### [ENTRIES SHOWN]
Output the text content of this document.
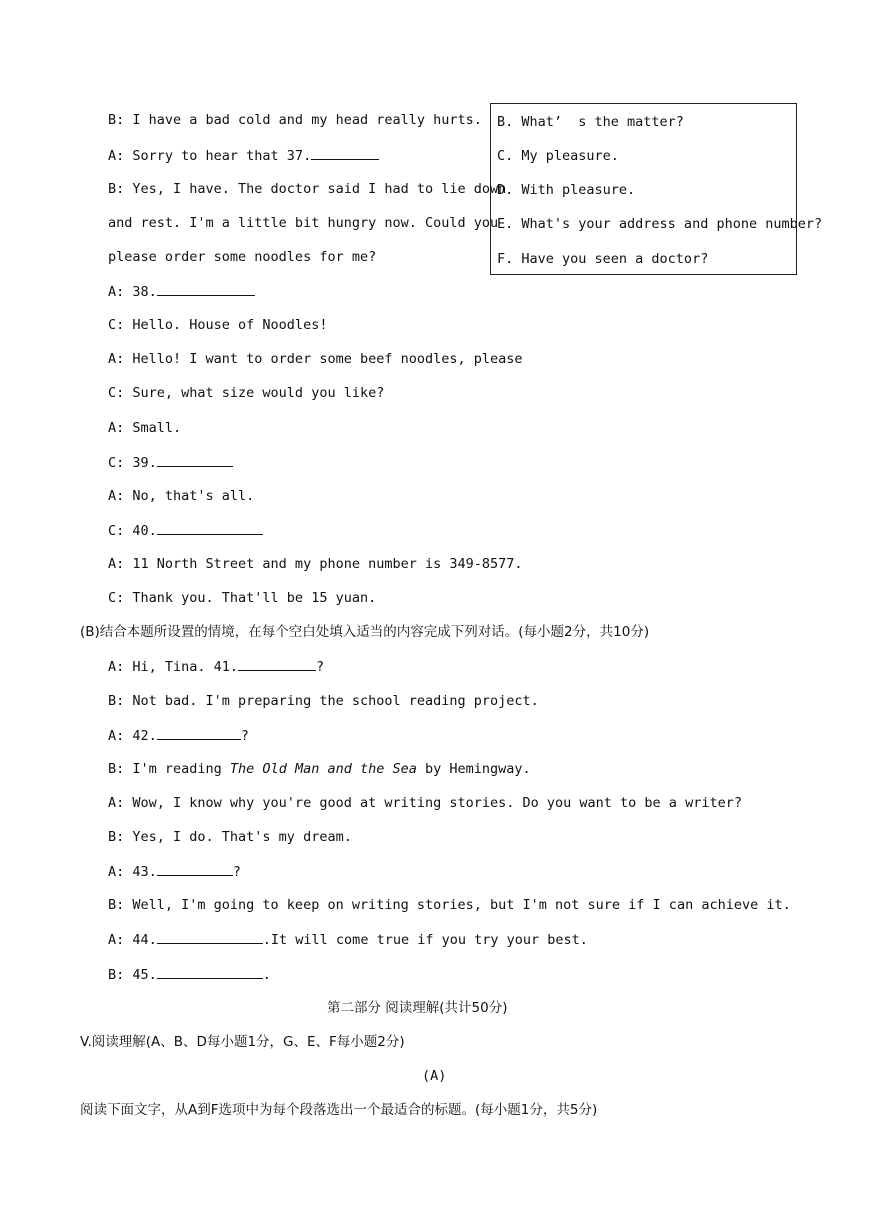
B: I have a bad cold and my head really hurts.
A: Sorry to hear that 37.
B: Yes, I have. The doctor said I had to lie down
and rest. I'm a little bit hungry now. Could you
please order some noodles for me?
A: 38.
C: Hello. House of Noodles!
A: Hello! I want to order some beef noodles, please
C: Sure, what size would you like?
A: Small.
C: 39.
A: No, that's all.
C: 40.
A: 11 North Street and my phone number is 349-8577.
C: Thank you. That'll be 15 yuan.
B. What’  s the matter?
C. My pleasure.
D. With pleasure.
E. What's your address and phone number?
F. Have you seen a doctor?
(B)结合本题所设置的情境，在每个空白处填入适当的内容完成下列对话。(每小题2分，共10分)
A: Hi, Tina. 41.	?
B: Not bad. I'm preparing the school reading project.
A: 42.	?
B: I'm reading The Old Man and the Sea by Hemingway.
A: Wow, I know why you're good at writing stories. Do you want to be a writer?
B: Yes, I do. That's my dream.
A: 43.	?
B: Well, I'm going to keep on writing stories, but I'm not sure if I can achieve it.
A: 44.	.It will come true if you try your best.
B: 45.	.
第二部分 阅读理解(共计50分)
V.阅读理解(A、B、D每小题1分，G、E、F每小题2分)
(A)
阅读下面文字，从A到F选项中为每个段落选出一个最适合的标题。(每小题1分，共5分)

### [WHAT YOU NEED TO DO]
Gather all lines from the records above in which "stories" appears.

### [COMPLETE RESPONSE]
A: Wow, I know why you're good at writing stories. Do you want to be a writer?
B: Well, I'm going to keep on writing stories, but I'm not sure if I can achieve it.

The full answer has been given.